Goal:
Could you copy out the material below, swapping every "table-row" for "grid-row" and leaving everything else unchanged?
____________
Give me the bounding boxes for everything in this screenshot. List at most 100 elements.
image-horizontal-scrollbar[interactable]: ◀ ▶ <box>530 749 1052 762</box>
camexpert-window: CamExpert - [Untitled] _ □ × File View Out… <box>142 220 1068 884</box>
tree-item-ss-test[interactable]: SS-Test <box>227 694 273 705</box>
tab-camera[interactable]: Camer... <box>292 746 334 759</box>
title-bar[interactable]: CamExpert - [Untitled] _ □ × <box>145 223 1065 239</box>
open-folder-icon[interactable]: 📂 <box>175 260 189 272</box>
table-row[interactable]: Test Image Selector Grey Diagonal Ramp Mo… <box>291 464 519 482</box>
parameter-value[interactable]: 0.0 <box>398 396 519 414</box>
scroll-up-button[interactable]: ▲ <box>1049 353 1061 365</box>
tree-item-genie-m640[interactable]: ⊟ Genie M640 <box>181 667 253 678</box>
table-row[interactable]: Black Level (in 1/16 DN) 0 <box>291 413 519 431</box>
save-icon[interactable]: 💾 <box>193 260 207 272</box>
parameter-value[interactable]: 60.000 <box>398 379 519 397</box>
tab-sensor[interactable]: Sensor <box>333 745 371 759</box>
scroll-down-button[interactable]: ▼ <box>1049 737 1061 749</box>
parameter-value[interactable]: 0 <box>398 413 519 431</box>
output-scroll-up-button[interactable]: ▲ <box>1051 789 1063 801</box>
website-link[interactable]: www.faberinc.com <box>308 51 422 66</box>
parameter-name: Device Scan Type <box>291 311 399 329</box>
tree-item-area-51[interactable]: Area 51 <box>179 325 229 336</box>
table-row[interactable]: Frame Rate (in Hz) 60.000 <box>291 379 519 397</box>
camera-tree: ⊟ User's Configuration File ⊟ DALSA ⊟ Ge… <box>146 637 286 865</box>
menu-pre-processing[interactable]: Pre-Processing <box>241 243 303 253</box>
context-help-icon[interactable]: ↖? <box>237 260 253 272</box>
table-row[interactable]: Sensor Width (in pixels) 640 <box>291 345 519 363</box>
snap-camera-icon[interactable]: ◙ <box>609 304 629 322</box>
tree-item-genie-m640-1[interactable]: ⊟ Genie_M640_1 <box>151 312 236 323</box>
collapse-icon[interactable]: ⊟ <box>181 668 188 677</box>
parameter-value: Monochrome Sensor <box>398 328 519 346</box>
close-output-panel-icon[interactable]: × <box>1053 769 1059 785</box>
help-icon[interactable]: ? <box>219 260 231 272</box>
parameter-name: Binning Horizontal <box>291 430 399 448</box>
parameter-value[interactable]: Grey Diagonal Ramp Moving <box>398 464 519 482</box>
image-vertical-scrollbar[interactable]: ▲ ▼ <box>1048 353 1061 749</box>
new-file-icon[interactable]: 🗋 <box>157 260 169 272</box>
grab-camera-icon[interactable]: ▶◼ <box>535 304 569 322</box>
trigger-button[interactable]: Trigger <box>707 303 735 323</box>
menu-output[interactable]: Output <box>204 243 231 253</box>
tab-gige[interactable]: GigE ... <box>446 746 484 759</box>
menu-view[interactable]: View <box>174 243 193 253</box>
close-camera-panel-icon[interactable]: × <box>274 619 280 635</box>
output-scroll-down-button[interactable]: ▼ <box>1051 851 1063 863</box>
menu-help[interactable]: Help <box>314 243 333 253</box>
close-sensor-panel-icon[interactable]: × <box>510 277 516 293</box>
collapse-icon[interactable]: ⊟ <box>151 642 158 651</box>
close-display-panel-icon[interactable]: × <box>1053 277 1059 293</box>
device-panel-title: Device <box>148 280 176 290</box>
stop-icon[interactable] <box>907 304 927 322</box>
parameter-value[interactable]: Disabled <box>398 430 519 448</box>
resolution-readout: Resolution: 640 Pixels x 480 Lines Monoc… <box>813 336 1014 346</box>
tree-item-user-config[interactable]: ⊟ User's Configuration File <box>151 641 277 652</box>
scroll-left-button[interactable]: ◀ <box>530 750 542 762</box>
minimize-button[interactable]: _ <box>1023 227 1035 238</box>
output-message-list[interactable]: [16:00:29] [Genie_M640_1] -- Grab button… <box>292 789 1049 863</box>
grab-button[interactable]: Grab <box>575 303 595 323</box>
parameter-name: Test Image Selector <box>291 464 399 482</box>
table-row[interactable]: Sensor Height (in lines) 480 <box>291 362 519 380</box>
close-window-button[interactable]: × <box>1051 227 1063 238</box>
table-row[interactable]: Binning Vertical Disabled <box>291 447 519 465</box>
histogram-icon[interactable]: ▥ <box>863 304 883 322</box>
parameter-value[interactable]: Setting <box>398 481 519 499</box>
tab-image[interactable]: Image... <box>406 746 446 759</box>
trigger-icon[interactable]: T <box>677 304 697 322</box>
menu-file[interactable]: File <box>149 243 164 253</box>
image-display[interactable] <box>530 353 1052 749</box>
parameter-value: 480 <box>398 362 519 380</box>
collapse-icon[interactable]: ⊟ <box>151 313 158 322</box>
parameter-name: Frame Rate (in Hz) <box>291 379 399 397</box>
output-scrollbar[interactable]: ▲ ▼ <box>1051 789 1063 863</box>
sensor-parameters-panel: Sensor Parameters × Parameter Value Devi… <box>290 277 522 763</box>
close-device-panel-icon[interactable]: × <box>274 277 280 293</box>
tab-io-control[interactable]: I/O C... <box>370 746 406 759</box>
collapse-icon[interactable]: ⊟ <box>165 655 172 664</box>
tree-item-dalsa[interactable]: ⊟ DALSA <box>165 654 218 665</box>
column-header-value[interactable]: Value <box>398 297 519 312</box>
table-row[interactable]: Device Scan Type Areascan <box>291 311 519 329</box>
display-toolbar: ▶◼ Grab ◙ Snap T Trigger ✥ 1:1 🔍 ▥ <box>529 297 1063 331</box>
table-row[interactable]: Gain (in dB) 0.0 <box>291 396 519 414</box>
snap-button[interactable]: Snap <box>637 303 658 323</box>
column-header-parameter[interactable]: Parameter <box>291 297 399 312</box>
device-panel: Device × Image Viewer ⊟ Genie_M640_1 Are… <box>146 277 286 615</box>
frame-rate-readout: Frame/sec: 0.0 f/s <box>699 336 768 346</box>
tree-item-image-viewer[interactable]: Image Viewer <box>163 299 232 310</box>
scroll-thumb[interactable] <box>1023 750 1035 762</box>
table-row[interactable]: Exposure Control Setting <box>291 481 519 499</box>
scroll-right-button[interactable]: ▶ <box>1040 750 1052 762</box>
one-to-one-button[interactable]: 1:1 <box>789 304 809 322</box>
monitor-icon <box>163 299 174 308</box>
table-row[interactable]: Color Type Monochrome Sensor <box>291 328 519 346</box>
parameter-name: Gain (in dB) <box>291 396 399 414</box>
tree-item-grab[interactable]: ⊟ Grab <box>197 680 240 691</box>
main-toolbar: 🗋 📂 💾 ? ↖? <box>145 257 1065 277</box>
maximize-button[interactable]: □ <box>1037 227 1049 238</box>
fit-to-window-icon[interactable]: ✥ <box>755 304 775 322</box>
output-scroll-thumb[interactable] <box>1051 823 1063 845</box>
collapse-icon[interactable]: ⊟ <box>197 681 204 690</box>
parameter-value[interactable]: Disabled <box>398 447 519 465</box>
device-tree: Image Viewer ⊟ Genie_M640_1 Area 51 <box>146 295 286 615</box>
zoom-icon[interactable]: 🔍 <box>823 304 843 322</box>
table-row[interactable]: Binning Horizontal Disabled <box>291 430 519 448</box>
____________
Task response:
Give me the bounding boxes for everything in this screenshot. List at most 100 elements.
image-horizontal-scrollbar[interactable]: ◀ ▶ <box>530 749 1052 762</box>
camexpert-window: CamExpert - [Untitled] _ □ × File View Out… <box>142 220 1068 884</box>
tree-item-ss-test[interactable]: SS-Test <box>227 694 273 705</box>
tab-camera[interactable]: Camer... <box>292 746 334 759</box>
title-bar[interactable]: CamExpert - [Untitled] _ □ × <box>145 223 1065 239</box>
open-folder-icon[interactable]: 📂 <box>175 260 189 272</box>
grid-row[interactable]: Test Image Selector Grey Diagonal Ramp Mo… <box>291 464 519 482</box>
parameter-value[interactable]: 0.0 <box>398 396 519 414</box>
scroll-up-button[interactable]: ▲ <box>1049 353 1061 365</box>
tree-item-genie-m640[interactable]: ⊟ Genie M640 <box>181 667 253 678</box>
grid-row[interactable]: Black Level (in 1/16 DN) 0 <box>291 413 519 431</box>
save-icon[interactable]: 💾 <box>193 260 207 272</box>
parameter-value[interactable]: 60.000 <box>398 379 519 397</box>
tab-sensor[interactable]: Sensor <box>333 745 371 759</box>
scroll-down-button[interactable]: ▼ <box>1049 737 1061 749</box>
parameter-value[interactable]: 0 <box>398 413 519 431</box>
output-scroll-up-button[interactable]: ▲ <box>1051 789 1063 801</box>
website-link[interactable]: www.faberinc.com <box>308 51 422 66</box>
parameter-name: Device Scan Type <box>291 311 399 329</box>
tree-item-area-51[interactable]: Area 51 <box>179 325 229 336</box>
grid-row[interactable]: Frame Rate (in Hz) 60.000 <box>291 379 519 397</box>
camera-tree: ⊟ User's Configuration File ⊟ DALSA ⊟ Ge… <box>146 637 286 865</box>
menu-pre-processing[interactable]: Pre-Processing <box>241 243 303 253</box>
context-help-icon[interactable]: ↖? <box>237 260 253 272</box>
grid-row[interactable]: Sensor Width (in pixels) 640 <box>291 345 519 363</box>
snap-camera-icon[interactable]: ◙ <box>609 304 629 322</box>
tree-item-genie-m640-1[interactable]: ⊟ Genie_M640_1 <box>151 312 236 323</box>
collapse-icon[interactable]: ⊟ <box>181 668 188 677</box>
parameter-value: Monochrome Sensor <box>398 328 519 346</box>
close-output-panel-icon[interactable]: × <box>1053 769 1059 785</box>
help-icon[interactable]: ? <box>219 260 231 272</box>
parameter-name: Binning Horizontal <box>291 430 399 448</box>
parameter-value[interactable]: Grey Diagonal Ramp Moving <box>398 464 519 482</box>
image-vertical-scrollbar[interactable]: ▲ ▼ <box>1048 353 1061 749</box>
new-file-icon[interactable]: 🗋 <box>157 260 169 272</box>
grab-camera-icon[interactable]: ▶◼ <box>535 304 569 322</box>
trigger-button[interactable]: Trigger <box>707 303 735 323</box>
menu-output[interactable]: Output <box>204 243 231 253</box>
tab-gige[interactable]: GigE ... <box>446 746 484 759</box>
menu-view[interactable]: View <box>174 243 193 253</box>
close-camera-panel-icon[interactable]: × <box>274 619 280 635</box>
output-scroll-down-button[interactable]: ▼ <box>1051 851 1063 863</box>
menu-help[interactable]: Help <box>314 243 333 253</box>
close-sensor-panel-icon[interactable]: × <box>510 277 516 293</box>
collapse-icon[interactable]: ⊟ <box>151 642 158 651</box>
close-display-panel-icon[interactable]: × <box>1053 277 1059 293</box>
device-panel-title: Device <box>148 280 176 290</box>
stop-icon[interactable] <box>907 304 927 322</box>
parameter-value[interactable]: Disabled <box>398 430 519 448</box>
resolution-readout: Resolution: 640 Pixels x 480 Lines Monoc… <box>813 336 1014 346</box>
tree-item-user-config[interactable]: ⊟ User's Configuration File <box>151 641 277 652</box>
scroll-left-button[interactable]: ◀ <box>530 750 542 762</box>
minimize-button[interactable]: _ <box>1023 227 1035 238</box>
output-message-list[interactable]: [16:00:29] [Genie_M640_1] -- Grab button… <box>292 789 1049 863</box>
grab-button[interactable]: Grab <box>575 303 595 323</box>
parameter-name: Test Image Selector <box>291 464 399 482</box>
grid-row[interactable]: Sensor Height (in lines) 480 <box>291 362 519 380</box>
close-window-button[interactable]: × <box>1051 227 1063 238</box>
grid-row[interactable]: Binning Vertical Disabled <box>291 447 519 465</box>
histogram-icon[interactable]: ▥ <box>863 304 883 322</box>
parameter-value[interactable]: Setting <box>398 481 519 499</box>
tab-image[interactable]: Image... <box>406 746 446 759</box>
trigger-icon[interactable]: T <box>677 304 697 322</box>
menu-file[interactable]: File <box>149 243 164 253</box>
image-display[interactable] <box>530 353 1052 749</box>
parameter-value: 480 <box>398 362 519 380</box>
collapse-icon[interactable]: ⊟ <box>151 313 158 322</box>
parameter-name: Frame Rate (in Hz) <box>291 379 399 397</box>
output-scrollbar[interactable]: ▲ ▼ <box>1051 789 1063 863</box>
sensor-parameters-panel: Sensor Parameters × Parameter Value Devi… <box>290 277 522 763</box>
close-device-panel-icon[interactable]: × <box>274 277 280 293</box>
tab-io-control[interactable]: I/O C... <box>370 746 406 759</box>
collapse-icon[interactable]: ⊟ <box>165 655 172 664</box>
tree-item-dalsa[interactable]: ⊟ DALSA <box>165 654 218 665</box>
column-header-value[interactable]: Value <box>398 297 519 312</box>
grid-row[interactable]: Device Scan Type Areascan <box>291 311 519 329</box>
display-toolbar: ▶◼ Grab ◙ Snap T Trigger ✥ 1:1 🔍 ▥ <box>529 297 1063 331</box>
grid-row[interactable]: Gain (in dB) 0.0 <box>291 396 519 414</box>
snap-button[interactable]: Snap <box>637 303 658 323</box>
column-header-parameter[interactable]: Parameter <box>291 297 399 312</box>
device-panel: Device × Image Viewer ⊟ Genie_M640_1 Are… <box>146 277 286 615</box>
frame-rate-readout: Frame/sec: 0.0 f/s <box>699 336 768 346</box>
tree-item-image-viewer[interactable]: Image Viewer <box>163 299 232 310</box>
scroll-thumb[interactable] <box>1023 750 1035 762</box>
grid-row[interactable]: Exposure Control Setting <box>291 481 519 499</box>
scroll-right-button[interactable]: ▶ <box>1040 750 1052 762</box>
one-to-one-button[interactable]: 1:1 <box>789 304 809 322</box>
monitor-icon <box>163 299 174 308</box>
grid-row[interactable]: Color Type Monochrome Sensor <box>291 328 519 346</box>
parameter-name: Gain (in dB) <box>291 396 399 414</box>
tree-item-grab[interactable]: ⊟ Grab <box>197 680 240 691</box>
main-toolbar: 🗋 📂 💾 ? ↖? <box>145 257 1065 277</box>
maximize-button[interactable]: □ <box>1037 227 1049 238</box>
fit-to-window-icon[interactable]: ✥ <box>755 304 775 322</box>
output-scroll-thumb[interactable] <box>1051 823 1063 845</box>
collapse-icon[interactable]: ⊟ <box>197 681 204 690</box>
parameter-value[interactable]: Disabled <box>398 447 519 465</box>
device-tree: Image Viewer ⊟ Genie_M640_1 Area 51 <box>146 295 286 615</box>
zoom-icon[interactable]: 🔍 <box>823 304 843 322</box>
grid-row[interactable]: Binning Horizontal Disabled <box>291 430 519 448</box>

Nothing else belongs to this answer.